# [QUESTÕES E TAREFAS]
- a) No texto sobre o futebol carioca, qual demolição o sr. Leonardo Mendes Junior defende?
- b) Copie do texto sobre o futebol carioca o trecho que começa em "Mas há um fato" e vai até "artilheiro do Brasil.".

# [TRECHO DA FONTE]
========

6 de jun. de 2004

AS LIÇÕES DO SR. MENDES JUNIOR





Um dos motivos pelos quais sou grato aos Rolling Stones é por terem popularizado o adágio it’s the singer, not the song. Eu o uso constantemente para explicar as causas de meu mal-estar quando ouço coisas sensatas pronunciadas por um cretino.

Digo isso a propósito das muito mal traçadas linhas do senhor Leonardo Mendes Junior no Blog de Primeira. Naquele escrito, o palpiteiro paranaense defende a demolição do Maracanã -- proposta com a qual evidentemente não concordo -- porque isso ajudaria o torcedor carioca a acordar para a realidade dolorosa da decadência de seu futebol -- constatação que subscrevo sem maiores dramas de consciência.

Dito isso, como responder ao escrevinhador de pasquim de província? Simplesmente jogar na cara dele uma lista de estrelas cariocas de outrora, de Leônidas da Silva a Romário, seria fugir do ponto principal: sim, o futebol carioca foi grande, e até o sr. Mendes Júnior concorda -- a contragosto -- com isso. Mas um Garrincha entortando joões em 1958 não apaga a triste realidade de um Douglas Silva dando patadas na bola em 2004.

Cotejar essa lista com uma que vá de Sicupira a Kléberson, passando por Rafael e Paulo Rink, seria covardia e deselegância. Colocaria o sr. Mendes Junior em seu devido lugar, mas seria deselegante.

Mas há um fato significativo por trás desse contraste entre Zico e Kléberson, um fato que devia ofuscar pela evidência aqueles que pensam o futebol brasileiro: quando o futebol carioca foi grande, o futebol brasileiro foi imenso. Tempos de Leônidas, de Barbosa, de Dida, de Garrincha, Gérson, Zico, Bebeto e Romário. Quando os paranaenses figuram na primeira linha do futebol nacional, é porque o esporte vai mal das pernas: tempos de Rafael e Lela eram também tempos de Márcio Nunes e Lulinha; tempos de Kléberson e Cocito eram tempos de Adãozinho e Magrão; tempos de Coritiba na Libertadores são tempos de Dimba artilheiro do Brasil.

========

# [CONTEÚDO DOS DADOS]
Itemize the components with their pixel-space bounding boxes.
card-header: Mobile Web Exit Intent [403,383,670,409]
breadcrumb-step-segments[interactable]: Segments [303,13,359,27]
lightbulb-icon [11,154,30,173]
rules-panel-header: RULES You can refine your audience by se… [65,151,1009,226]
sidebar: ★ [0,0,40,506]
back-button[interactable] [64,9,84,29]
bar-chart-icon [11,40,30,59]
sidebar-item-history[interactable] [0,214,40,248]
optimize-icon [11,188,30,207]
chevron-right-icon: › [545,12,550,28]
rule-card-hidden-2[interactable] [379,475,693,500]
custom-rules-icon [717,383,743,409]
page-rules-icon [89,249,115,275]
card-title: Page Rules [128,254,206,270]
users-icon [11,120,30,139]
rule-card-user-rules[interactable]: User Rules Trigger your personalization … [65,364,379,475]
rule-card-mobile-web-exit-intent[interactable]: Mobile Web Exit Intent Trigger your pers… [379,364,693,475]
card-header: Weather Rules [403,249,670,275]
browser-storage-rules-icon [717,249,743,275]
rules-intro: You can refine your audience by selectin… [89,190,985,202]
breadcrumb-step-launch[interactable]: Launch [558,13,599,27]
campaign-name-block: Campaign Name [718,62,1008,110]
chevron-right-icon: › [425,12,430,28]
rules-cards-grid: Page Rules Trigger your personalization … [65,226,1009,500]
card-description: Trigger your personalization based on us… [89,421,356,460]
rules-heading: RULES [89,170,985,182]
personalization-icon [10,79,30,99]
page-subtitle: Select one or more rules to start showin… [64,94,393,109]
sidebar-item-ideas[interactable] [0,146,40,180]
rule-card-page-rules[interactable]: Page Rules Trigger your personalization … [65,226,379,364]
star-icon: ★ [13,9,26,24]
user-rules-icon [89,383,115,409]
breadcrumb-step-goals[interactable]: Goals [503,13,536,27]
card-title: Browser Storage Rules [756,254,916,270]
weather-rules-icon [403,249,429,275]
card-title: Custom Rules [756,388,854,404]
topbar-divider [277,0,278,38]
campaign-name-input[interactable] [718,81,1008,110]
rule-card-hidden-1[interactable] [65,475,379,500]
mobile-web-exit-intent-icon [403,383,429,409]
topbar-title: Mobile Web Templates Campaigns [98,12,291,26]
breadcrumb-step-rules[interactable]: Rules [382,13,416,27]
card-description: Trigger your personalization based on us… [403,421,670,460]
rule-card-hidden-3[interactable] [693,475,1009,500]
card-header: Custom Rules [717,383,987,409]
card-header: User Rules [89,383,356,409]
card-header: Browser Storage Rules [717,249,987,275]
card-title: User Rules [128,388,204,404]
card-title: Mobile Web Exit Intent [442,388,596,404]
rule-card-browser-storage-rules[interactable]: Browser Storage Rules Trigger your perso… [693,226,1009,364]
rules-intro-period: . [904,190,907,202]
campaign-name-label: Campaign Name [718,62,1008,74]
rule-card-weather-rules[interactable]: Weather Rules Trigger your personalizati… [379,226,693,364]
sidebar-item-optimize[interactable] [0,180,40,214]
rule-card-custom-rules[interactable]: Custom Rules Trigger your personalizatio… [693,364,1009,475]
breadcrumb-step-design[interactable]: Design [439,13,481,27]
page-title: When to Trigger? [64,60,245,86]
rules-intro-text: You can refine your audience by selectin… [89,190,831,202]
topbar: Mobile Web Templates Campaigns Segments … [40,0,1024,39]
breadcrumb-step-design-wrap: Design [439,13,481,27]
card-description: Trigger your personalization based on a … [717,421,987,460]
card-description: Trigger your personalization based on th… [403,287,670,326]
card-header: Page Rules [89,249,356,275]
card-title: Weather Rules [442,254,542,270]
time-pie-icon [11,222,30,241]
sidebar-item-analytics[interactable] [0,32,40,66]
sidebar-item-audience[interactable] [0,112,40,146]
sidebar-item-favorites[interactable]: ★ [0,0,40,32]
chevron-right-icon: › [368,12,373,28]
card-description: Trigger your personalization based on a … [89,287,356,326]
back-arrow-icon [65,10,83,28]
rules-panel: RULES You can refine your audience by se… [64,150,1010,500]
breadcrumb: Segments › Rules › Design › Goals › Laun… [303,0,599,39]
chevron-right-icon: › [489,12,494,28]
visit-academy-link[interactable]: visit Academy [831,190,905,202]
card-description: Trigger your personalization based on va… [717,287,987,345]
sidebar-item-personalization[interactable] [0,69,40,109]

========

# [RESPOSTAS DO EXERCÍCIO]
- a) A demolição do Maracanã.

- b)
Mas há um fato significativo por trás desse contraste entre Zico e Kléberson, um fato que devia ofuscar pela evidência aqueles que pensam o futebol brasileiro: quando o futebol carioca foi grande, o futebol brasileiro foi imenso. Tempos de Leônidas, de Barbosa, de Dida, de Garrincha, Gérson, Zico, Bebeto e Romário. Quando os paranaenses figuram na primeira linha do futebol nacional, é porque o esporte vai mal das pernas: tempos de Rafael e Lela eram também tempos de Márcio Nunes e Lulinha; tempos de Kléberson e Cocito eram tempos de Adãozinho e Magrão; tempos de Coritiba na Libertadores são tempos de Dimba artilheiro do Brasil.